What needs to be done: Show each line of the data below that has the string "Social" in it.
>> start Supplied data
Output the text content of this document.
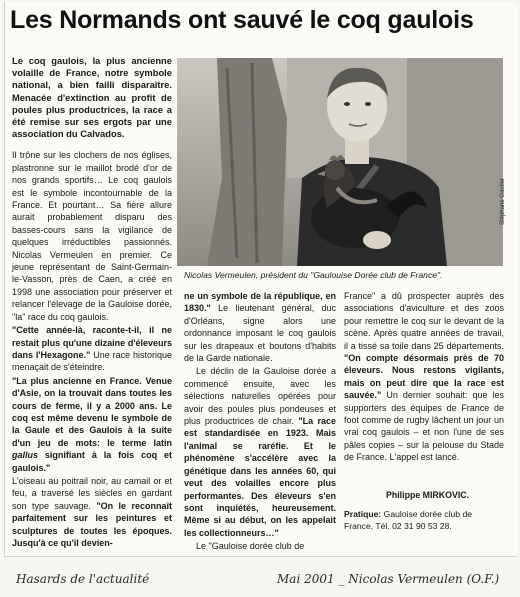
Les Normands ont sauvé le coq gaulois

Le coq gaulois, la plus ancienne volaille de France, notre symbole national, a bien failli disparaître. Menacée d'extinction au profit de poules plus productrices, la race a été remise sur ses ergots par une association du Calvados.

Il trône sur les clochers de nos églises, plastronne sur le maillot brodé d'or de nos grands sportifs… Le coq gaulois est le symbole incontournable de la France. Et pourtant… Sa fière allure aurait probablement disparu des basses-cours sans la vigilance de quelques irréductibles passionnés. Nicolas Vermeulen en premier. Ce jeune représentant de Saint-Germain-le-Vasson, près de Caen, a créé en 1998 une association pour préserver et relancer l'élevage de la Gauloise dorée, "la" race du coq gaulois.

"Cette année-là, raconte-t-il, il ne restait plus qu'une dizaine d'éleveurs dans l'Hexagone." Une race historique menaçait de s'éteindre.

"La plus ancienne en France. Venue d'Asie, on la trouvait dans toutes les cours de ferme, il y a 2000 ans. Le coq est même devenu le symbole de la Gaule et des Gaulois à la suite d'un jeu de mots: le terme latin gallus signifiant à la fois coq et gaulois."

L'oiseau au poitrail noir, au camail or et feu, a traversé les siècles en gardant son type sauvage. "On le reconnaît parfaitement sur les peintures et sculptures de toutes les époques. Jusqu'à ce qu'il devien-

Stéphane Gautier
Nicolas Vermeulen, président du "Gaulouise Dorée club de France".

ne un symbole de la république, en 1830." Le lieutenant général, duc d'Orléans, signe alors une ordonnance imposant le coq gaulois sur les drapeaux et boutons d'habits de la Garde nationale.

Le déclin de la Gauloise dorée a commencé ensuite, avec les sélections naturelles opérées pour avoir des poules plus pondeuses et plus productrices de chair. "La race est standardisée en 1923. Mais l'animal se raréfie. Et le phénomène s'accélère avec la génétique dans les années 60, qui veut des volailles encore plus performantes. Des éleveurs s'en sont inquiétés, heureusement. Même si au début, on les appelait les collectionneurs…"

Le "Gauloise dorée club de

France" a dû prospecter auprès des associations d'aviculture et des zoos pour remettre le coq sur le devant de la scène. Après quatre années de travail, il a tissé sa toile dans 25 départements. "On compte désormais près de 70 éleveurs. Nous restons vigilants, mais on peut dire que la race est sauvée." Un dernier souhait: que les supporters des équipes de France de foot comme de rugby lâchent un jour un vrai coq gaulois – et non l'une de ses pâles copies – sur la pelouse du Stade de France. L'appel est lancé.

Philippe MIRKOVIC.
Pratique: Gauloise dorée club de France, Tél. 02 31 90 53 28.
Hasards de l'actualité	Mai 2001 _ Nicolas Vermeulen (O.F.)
>> end Supplied data
>> start Supplied data
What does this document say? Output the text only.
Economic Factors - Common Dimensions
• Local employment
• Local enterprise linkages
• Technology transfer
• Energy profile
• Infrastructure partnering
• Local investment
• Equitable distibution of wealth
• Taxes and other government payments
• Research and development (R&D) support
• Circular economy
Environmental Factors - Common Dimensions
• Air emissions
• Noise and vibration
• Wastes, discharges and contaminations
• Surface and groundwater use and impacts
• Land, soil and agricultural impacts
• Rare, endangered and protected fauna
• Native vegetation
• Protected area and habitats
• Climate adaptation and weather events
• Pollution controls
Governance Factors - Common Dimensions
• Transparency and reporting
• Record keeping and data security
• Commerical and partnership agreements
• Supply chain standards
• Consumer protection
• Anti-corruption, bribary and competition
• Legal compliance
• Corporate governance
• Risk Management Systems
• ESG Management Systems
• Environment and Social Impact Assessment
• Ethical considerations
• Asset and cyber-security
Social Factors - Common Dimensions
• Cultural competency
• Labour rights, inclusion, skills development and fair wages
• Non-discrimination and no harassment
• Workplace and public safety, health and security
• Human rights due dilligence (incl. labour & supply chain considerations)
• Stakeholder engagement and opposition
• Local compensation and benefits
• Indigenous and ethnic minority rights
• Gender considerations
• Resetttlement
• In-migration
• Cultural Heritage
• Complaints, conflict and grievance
>> end Supplied data
>> start Supplied data
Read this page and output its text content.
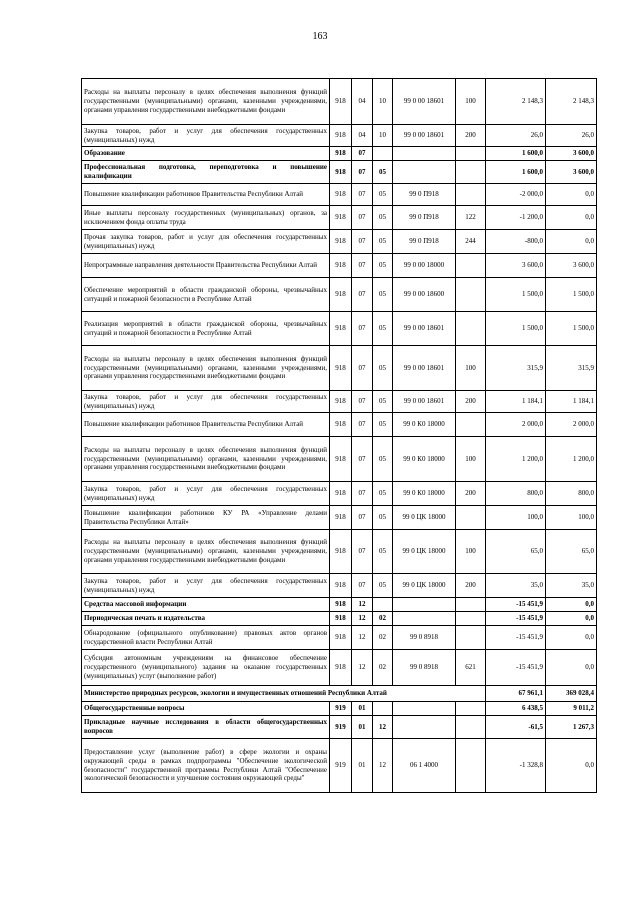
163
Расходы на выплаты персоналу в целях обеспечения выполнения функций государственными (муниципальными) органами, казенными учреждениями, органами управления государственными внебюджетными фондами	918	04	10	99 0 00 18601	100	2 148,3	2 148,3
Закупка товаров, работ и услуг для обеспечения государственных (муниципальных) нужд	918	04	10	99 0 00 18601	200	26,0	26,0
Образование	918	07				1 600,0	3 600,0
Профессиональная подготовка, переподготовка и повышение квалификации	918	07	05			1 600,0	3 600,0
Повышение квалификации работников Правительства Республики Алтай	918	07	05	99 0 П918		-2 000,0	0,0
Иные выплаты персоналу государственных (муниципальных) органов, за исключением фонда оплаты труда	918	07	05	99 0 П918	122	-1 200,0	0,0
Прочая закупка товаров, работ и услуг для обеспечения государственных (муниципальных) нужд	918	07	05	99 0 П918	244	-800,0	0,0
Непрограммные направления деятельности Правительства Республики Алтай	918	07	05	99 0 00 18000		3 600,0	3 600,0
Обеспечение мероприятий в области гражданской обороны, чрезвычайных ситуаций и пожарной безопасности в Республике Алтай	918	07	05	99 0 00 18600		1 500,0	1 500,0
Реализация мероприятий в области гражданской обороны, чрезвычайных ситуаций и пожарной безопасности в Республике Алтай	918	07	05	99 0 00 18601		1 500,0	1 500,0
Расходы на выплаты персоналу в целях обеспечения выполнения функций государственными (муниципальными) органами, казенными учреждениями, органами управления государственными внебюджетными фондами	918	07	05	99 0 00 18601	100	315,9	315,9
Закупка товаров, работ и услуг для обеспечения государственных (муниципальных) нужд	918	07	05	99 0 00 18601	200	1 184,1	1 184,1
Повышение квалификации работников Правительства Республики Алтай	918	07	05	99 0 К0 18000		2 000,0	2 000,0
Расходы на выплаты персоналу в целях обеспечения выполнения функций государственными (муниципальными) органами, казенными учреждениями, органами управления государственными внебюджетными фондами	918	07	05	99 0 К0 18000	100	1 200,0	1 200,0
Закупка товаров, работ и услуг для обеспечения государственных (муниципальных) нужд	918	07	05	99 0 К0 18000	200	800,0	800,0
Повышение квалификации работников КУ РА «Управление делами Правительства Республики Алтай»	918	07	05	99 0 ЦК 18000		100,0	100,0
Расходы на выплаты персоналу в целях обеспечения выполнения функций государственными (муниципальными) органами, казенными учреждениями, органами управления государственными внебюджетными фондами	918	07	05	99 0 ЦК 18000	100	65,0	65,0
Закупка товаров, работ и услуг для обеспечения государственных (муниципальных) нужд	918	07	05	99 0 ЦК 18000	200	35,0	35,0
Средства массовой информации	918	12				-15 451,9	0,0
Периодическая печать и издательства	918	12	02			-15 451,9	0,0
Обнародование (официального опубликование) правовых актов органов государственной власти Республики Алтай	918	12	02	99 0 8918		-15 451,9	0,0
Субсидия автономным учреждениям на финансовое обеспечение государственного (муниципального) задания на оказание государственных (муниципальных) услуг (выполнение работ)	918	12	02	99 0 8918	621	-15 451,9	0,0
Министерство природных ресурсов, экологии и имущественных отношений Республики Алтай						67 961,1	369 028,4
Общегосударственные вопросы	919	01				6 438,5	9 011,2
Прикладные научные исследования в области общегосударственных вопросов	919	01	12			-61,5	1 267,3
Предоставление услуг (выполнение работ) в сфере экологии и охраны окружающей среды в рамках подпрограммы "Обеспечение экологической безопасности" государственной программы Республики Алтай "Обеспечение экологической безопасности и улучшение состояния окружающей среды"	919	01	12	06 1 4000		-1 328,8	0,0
>> end Supplied data
Expected answer:
• Environment and Social Impact Assessment
Social Factors - Common Dimensions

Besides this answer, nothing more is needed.